• _EXERCISE REQUIREMENTS_: Leave out the images; return the rest of the data exactly.

• _DATA_:
--

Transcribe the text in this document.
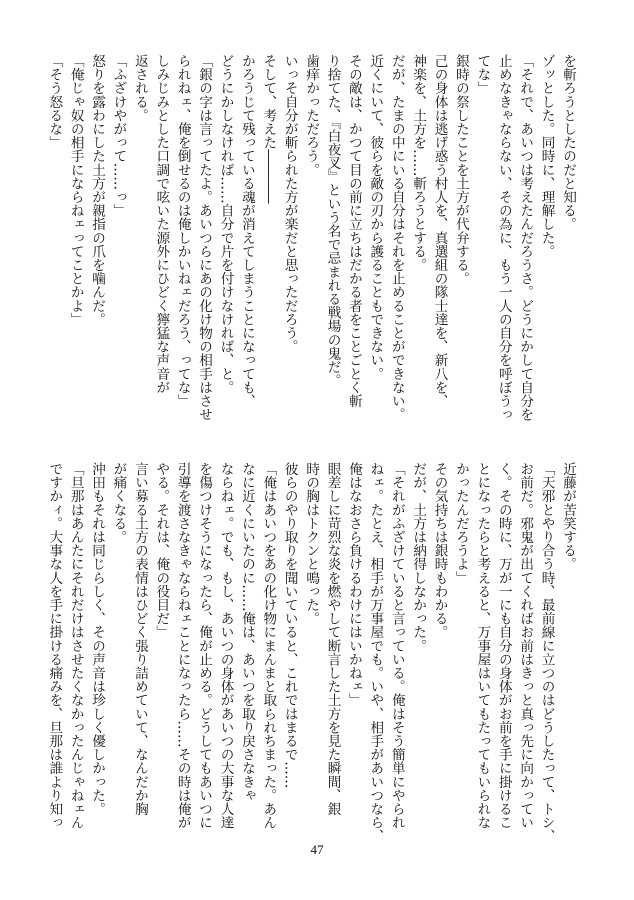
を斬ろうとしたのだと知る。
ゾッとした。同時に、理解した。
「それで、あいつは考えたんだろうさ。どうにかして自分を
止めなきゃならない、その為に、もう一人の自分を呼ぼうっ
てな」
銀時の祭したことを土方が代弁する。
己の身体は逃げ惑う村人を、真選組の隊士達を、新八を、
神楽を、土方を……斬ろうとする。
だが、たまの中にいる自分はそれを止めることができない。
近くにいて、彼らを敵の刃から護ることもできない。
その敵は、かつて目の前に立ちはだかる者をことごとく斬
り捨てた、『白夜叉』という名で忌まれる戦場の鬼だ。
歯痒かっただろう。
いっそ自分が斬られた方が楽だと思っただろう。
そして、考えた――――
かろうじて残っている魂が消えてしまうことになっても、
どうにかしなければ……自分で片を付けなければ、と。
「銀の字は言ってたよ。あいつらにあの化け物の相手はさせ
られねェ、俺を倒せるのは俺しかいねェだろう、ってな」
しみじみとした口調で呟いた源外にひどく獰猛な声音が
返される。
「ふざけやがって……っ」
怒りを露わにした土方が親指の爪を噛んだ。
「俺じゃ奴の相手にならねェってことかよ」
「そう怒るな」
近藤が苦笑する。
「天邪とやり合う時、最前線に立つのはどうしたって、トシ、
お前だ。邪鬼が出てくればお前はきっと真っ先に向かってい
く。その時に、万が一にも自分の身体がお前を手に掛けるこ
とになったらと考えると、万事屋はいてもたってもいられな
かったんだろうよ」
その気持ちは銀時もわかる。
だが、土方は納得しなかった。
「それがふざけていると言っている。俺はそう簡単にやられ
ねェ。たとえ、相手が万事屋でも。いや、相手があいつなら、
俺はなおさら負けるわけにはいかねェ」
眼差しに苛烈な炎を燃やして断言した土方を見た瞬間、銀
時の胸はトクンと鳴った。
彼らのやり取りを聞いていると、これではまるで……
「俺はあいつをあの化け物にまんまと取られちまった。あん
なに近くにいたのに……俺は、あいつを取り戻さなきゃ
ならねェ。でも、もし、あいつの身体があいつの大事な人達
を傷つけそうになったら、俺が止める。どうしてもあいつに
引導を渡さなきゃならねェことになったら……その時は俺が
やる。それは、俺の役目だ」
言い募る土方の表情はひどく張り詰めていて、なんだか胸
が痛くなる。
沖田もそれは同じらしく、その声音は珍しく優しかった。
「旦那はあんたにそれだけはさせたくなかったんじゃねェん
ですかィ。大事な人を手に掛ける痛みを、旦那は誰より知っ
47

--

• _TASK OUTPUT_:
Transcribe the text in this document.
を斬ろうとしたのだと知る。
ゾッとした。同時に、理解した。
「それで、あいつは考えたんだろうさ。どうにかして自分を
止めなきゃならない、その為に、もう一人の自分を呼ぼうっ
てな」
銀時の祭したことを土方が代弁する。
己の身体は逃げ惑う村人を、真選組の隊士達を、新八を、
神楽を、土方を……斬ろうとする。
だが、たまの中にいる自分はそれを止めることができない。
近くにいて、彼らを敵の刃から護ることもできない。
その敵は、かつて目の前に立ちはだかる者をことごとく斬
り捨てた、『白夜叉』という名で忌まれる戦場の鬼だ。
歯痒かっただろう。
いっそ自分が斬られた方が楽だと思っただろう。
そして、考えた――――
かろうじて残っている魂が消えてしまうことになっても、
どうにかしなければ……自分で片を付けなければ、と。
「銀の字は言ってたよ。あいつらにあの化け物の相手はさせ
られねェ、俺を倒せるのは俺しかいねェだろう、ってな」
しみじみとした口調で呟いた源外にひどく獰猛な声音が
返される。
「ふざけやがって……っ」
怒りを露わにした土方が親指の爪を噛んだ。
「俺じゃ奴の相手にならねェってことかよ」
「そう怒るな」
近藤が苦笑する。
「天邪とやり合う時、最前線に立つのはどうしたって、トシ、
お前だ。邪鬼が出てくればお前はきっと真っ先に向かってい
く。その時に、万が一にも自分の身体がお前を手に掛けるこ
とになったらと考えると、万事屋はいてもたってもいられな
かったんだろうよ」
その気持ちは銀時もわかる。
だが、土方は納得しなかった。
「それがふざけていると言っている。俺はそう簡単にやられ
ねェ。たとえ、相手が万事屋でも。いや、相手があいつなら、
俺はなおさら負けるわけにはいかねェ」
眼差しに苛烈な炎を燃やして断言した土方を見た瞬間、銀
時の胸はトクンと鳴った。
彼らのやり取りを聞いていると、これではまるで……
「俺はあいつをあの化け物にまんまと取られちまった。あん
なに近くにいたのに……俺は、あいつを取り戻さなきゃ
ならねェ。でも、もし、あいつの身体があいつの大事な人達
を傷つけそうになったら、俺が止める。どうしてもあいつに
引導を渡さなきゃならねェことになったら……その時は俺が
やる。それは、俺の役目だ」
言い募る土方の表情はひどく張り詰めていて、なんだか胸
が痛くなる。
沖田もそれは同じらしく、その声音は珍しく優しかった。
「旦那はあんたにそれだけはさせたくなかったんじゃねェん
ですかィ。大事な人を手に掛ける痛みを、旦那は誰より知っ
47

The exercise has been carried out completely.